>> START

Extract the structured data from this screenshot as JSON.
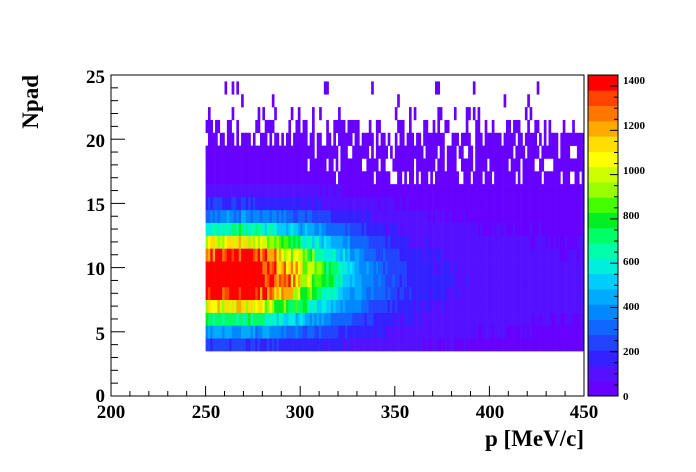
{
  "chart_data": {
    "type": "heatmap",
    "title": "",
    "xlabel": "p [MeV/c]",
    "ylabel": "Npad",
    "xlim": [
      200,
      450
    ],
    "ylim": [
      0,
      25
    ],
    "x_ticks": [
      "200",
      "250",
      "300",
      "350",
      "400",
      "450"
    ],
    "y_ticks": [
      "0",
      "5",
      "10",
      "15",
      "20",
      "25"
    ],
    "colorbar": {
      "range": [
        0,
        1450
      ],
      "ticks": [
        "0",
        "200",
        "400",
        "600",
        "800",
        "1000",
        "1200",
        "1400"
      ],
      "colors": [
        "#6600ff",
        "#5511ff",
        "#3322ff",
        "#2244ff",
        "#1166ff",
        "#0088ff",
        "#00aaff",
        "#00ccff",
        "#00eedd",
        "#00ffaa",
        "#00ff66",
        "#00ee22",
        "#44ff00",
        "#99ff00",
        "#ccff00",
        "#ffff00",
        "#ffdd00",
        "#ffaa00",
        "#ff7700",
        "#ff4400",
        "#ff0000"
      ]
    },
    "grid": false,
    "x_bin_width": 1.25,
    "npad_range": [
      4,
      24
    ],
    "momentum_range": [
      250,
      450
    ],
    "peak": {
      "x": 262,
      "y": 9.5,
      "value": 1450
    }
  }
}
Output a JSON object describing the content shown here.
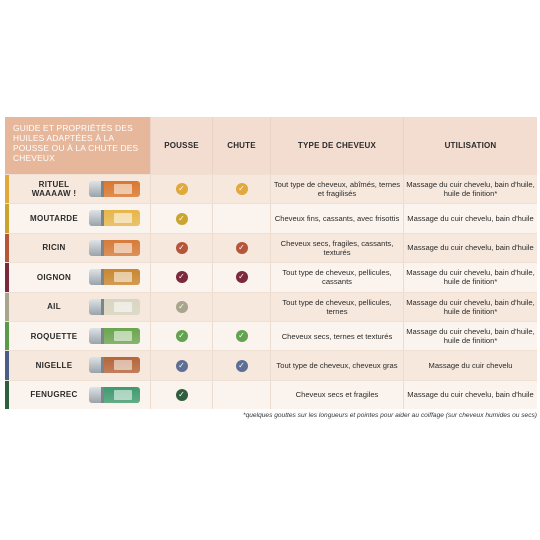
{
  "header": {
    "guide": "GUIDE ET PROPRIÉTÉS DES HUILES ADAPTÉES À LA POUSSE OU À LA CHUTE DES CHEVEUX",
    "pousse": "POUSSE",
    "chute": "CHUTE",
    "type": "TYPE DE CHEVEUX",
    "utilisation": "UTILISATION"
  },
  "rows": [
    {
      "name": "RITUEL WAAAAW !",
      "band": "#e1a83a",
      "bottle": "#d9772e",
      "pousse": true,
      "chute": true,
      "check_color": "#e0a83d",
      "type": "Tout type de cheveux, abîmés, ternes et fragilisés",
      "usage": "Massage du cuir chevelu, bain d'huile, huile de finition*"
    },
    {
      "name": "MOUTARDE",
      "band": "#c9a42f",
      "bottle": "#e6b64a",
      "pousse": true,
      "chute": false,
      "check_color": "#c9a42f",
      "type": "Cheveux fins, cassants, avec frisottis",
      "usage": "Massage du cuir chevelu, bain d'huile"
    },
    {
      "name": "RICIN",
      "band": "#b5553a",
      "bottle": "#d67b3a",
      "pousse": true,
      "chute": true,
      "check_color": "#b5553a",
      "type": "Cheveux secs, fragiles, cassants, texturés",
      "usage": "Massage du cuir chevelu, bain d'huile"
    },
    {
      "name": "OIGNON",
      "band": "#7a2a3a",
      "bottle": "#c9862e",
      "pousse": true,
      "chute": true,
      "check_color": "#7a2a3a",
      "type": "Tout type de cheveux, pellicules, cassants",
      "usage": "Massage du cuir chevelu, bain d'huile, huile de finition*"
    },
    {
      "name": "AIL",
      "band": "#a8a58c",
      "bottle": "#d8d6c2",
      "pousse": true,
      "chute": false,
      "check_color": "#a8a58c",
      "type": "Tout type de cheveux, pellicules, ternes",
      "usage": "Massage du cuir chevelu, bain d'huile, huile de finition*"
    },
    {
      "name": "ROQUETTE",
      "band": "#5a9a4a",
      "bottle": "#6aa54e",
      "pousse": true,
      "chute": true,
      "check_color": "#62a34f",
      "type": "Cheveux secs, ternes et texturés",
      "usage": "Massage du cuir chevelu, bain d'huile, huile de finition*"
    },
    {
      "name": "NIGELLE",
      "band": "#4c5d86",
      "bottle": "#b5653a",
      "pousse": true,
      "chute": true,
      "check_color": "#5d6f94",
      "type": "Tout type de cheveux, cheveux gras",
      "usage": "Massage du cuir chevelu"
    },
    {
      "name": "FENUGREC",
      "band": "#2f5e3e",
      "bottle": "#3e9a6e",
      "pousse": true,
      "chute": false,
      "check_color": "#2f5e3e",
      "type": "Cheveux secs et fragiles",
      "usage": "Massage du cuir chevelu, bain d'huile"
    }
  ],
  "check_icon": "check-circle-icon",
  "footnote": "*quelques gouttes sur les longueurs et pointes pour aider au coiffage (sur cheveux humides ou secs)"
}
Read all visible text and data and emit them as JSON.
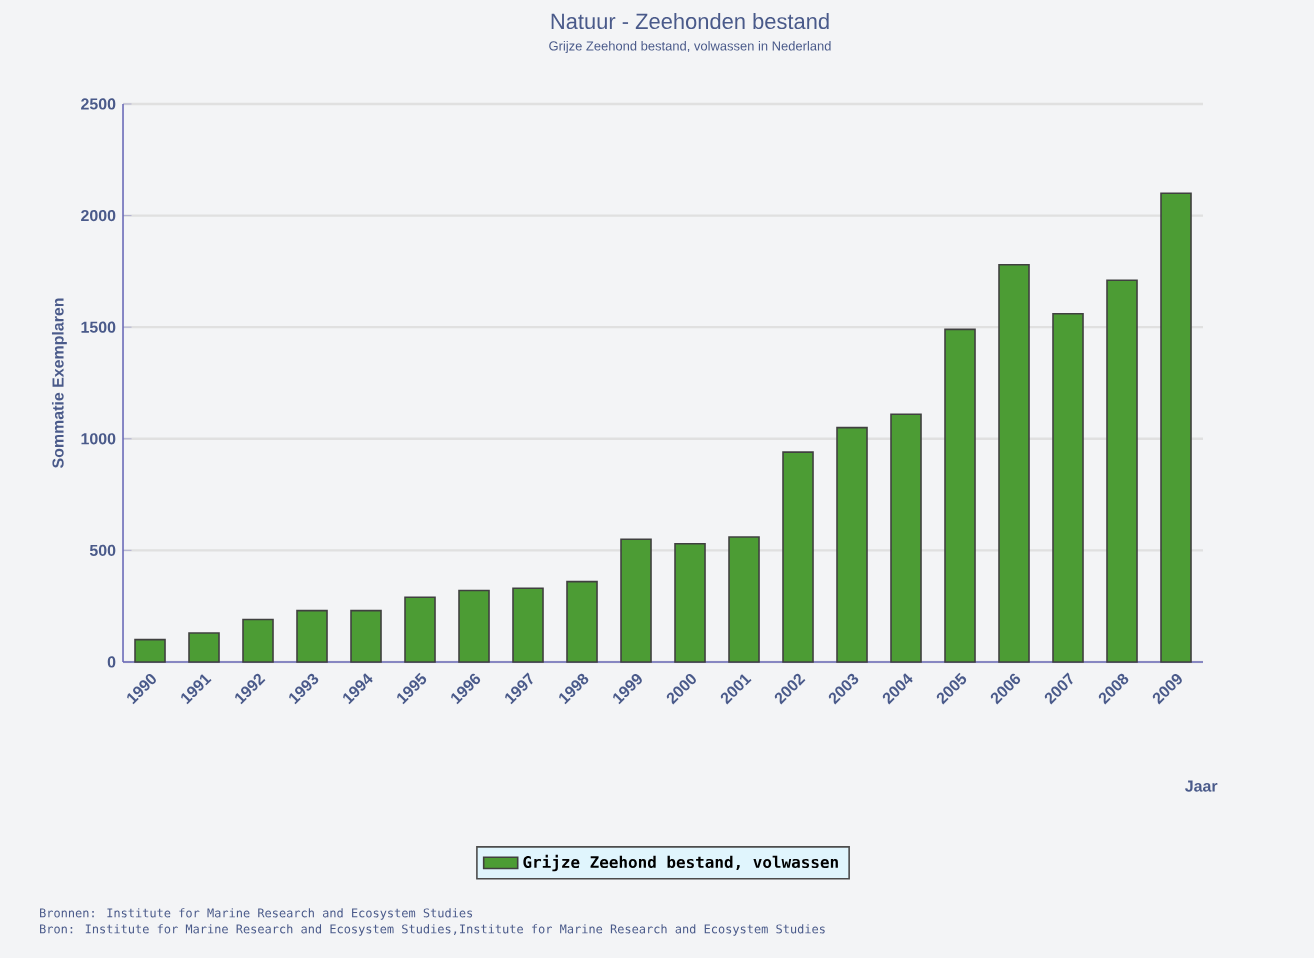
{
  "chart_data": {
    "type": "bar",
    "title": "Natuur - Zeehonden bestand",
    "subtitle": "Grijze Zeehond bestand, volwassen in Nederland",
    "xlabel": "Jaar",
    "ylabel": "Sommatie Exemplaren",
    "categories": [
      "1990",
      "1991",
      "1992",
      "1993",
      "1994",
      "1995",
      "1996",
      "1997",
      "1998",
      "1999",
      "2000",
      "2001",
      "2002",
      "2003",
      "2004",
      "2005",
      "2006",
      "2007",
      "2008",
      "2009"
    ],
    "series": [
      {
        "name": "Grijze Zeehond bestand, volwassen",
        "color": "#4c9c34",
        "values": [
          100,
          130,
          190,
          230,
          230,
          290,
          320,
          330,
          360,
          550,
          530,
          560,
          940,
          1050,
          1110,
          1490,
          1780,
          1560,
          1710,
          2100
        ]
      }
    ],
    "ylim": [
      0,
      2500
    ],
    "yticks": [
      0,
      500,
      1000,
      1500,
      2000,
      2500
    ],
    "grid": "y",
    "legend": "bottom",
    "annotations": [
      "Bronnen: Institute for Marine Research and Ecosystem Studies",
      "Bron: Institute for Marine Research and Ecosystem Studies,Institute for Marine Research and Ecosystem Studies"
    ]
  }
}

>> END

Only a number is expected here: the count of lines in the listing that hold the string "JSON".

3